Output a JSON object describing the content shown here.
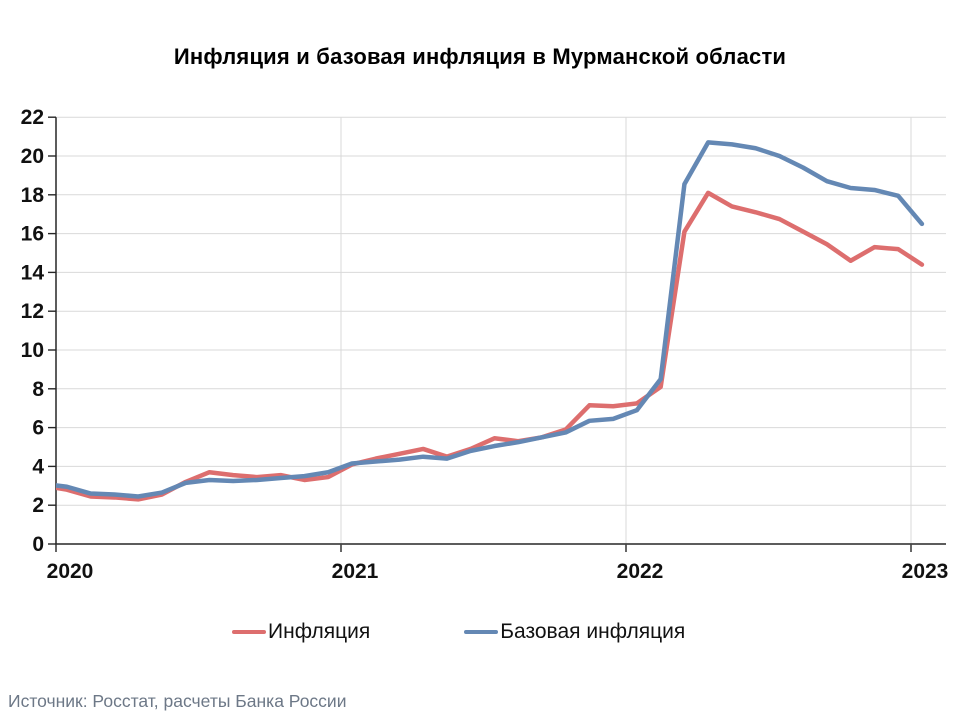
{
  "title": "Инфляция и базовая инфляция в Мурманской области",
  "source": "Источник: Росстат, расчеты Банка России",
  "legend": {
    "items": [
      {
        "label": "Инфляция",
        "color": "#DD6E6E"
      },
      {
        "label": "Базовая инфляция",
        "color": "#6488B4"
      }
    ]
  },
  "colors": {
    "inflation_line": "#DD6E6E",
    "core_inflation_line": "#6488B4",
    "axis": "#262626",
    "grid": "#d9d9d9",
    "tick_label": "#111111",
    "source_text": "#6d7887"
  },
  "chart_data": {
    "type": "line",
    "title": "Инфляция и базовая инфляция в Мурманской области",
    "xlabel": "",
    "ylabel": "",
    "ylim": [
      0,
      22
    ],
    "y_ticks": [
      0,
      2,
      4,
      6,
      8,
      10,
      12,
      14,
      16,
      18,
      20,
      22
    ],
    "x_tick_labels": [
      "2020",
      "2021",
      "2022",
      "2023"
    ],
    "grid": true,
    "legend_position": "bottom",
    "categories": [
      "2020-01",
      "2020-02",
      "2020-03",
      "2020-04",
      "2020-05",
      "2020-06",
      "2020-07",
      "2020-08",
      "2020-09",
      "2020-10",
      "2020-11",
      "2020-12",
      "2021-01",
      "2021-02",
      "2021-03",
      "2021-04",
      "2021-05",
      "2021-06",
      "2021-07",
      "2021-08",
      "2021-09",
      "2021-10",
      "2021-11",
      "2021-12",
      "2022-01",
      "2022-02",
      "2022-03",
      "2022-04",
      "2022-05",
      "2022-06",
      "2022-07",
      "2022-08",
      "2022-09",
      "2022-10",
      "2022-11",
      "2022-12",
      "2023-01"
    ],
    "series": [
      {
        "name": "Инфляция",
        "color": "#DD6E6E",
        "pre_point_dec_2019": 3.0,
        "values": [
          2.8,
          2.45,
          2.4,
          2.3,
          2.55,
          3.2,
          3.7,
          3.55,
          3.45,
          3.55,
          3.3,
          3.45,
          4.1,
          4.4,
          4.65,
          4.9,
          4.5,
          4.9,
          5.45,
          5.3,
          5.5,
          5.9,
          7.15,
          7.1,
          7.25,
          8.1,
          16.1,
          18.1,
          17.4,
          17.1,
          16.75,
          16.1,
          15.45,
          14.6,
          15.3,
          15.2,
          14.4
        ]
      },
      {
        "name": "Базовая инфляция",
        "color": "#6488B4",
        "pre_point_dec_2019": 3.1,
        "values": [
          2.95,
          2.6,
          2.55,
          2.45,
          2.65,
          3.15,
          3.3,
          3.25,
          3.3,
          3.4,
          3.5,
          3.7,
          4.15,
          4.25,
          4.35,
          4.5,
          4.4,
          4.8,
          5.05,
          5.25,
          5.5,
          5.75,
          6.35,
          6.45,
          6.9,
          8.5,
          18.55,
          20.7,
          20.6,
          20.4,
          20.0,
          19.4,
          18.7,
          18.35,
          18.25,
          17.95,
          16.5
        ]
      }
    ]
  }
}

*Task instructions*
Copy out the data above exactly, except the pictures.

*Answer in full*
Output a JSON object describing the content shown here.
{
  "title": "Инфляция и базовая инфляция в Мурманской области",
  "source": "Источник: Росстат, расчеты Банка России",
  "legend": {
    "items": [
      {
        "label": "Инфляция",
        "color": "#DD6E6E"
      },
      {
        "label": "Базовая инфляция",
        "color": "#6488B4"
      }
    ]
  },
  "colors": {
    "inflation_line": "#DD6E6E",
    "core_inflation_line": "#6488B4",
    "axis": "#262626",
    "grid": "#d9d9d9",
    "tick_label": "#111111",
    "source_text": "#6d7887"
  },
  "chart_data": {
    "type": "line",
    "title": "Инфляция и базовая инфляция в Мурманской области",
    "xlabel": "",
    "ylabel": "",
    "ylim": [
      0,
      22
    ],
    "y_ticks": [
      0,
      2,
      4,
      6,
      8,
      10,
      12,
      14,
      16,
      18,
      20,
      22
    ],
    "x_tick_labels": [
      "2020",
      "2021",
      "2022",
      "2023"
    ],
    "grid": true,
    "legend_position": "bottom",
    "categories": [
      "2020-01",
      "2020-02",
      "2020-03",
      "2020-04",
      "2020-05",
      "2020-06",
      "2020-07",
      "2020-08",
      "2020-09",
      "2020-10",
      "2020-11",
      "2020-12",
      "2021-01",
      "2021-02",
      "2021-03",
      "2021-04",
      "2021-05",
      "2021-06",
      "2021-07",
      "2021-08",
      "2021-09",
      "2021-10",
      "2021-11",
      "2021-12",
      "2022-01",
      "2022-02",
      "2022-03",
      "2022-04",
      "2022-05",
      "2022-06",
      "2022-07",
      "2022-08",
      "2022-09",
      "2022-10",
      "2022-11",
      "2022-12",
      "2023-01"
    ],
    "series": [
      {
        "name": "Инфляция",
        "color": "#DD6E6E",
        "pre_point_dec_2019": 3.0,
        "values": [
          2.8,
          2.45,
          2.4,
          2.3,
          2.55,
          3.2,
          3.7,
          3.55,
          3.45,
          3.55,
          3.3,
          3.45,
          4.1,
          4.4,
          4.65,
          4.9,
          4.5,
          4.9,
          5.45,
          5.3,
          5.5,
          5.9,
          7.15,
          7.1,
          7.25,
          8.1,
          16.1,
          18.1,
          17.4,
          17.1,
          16.75,
          16.1,
          15.45,
          14.6,
          15.3,
          15.2,
          14.4
        ]
      },
      {
        "name": "Базовая инфляция",
        "color": "#6488B4",
        "pre_point_dec_2019": 3.1,
        "values": [
          2.95,
          2.6,
          2.55,
          2.45,
          2.65,
          3.15,
          3.3,
          3.25,
          3.3,
          3.4,
          3.5,
          3.7,
          4.15,
          4.25,
          4.35,
          4.5,
          4.4,
          4.8,
          5.05,
          5.25,
          5.5,
          5.75,
          6.35,
          6.45,
          6.9,
          8.5,
          18.55,
          20.7,
          20.6,
          20.4,
          20.0,
          19.4,
          18.7,
          18.35,
          18.25,
          17.95,
          16.5
        ]
      }
    ]
  }
}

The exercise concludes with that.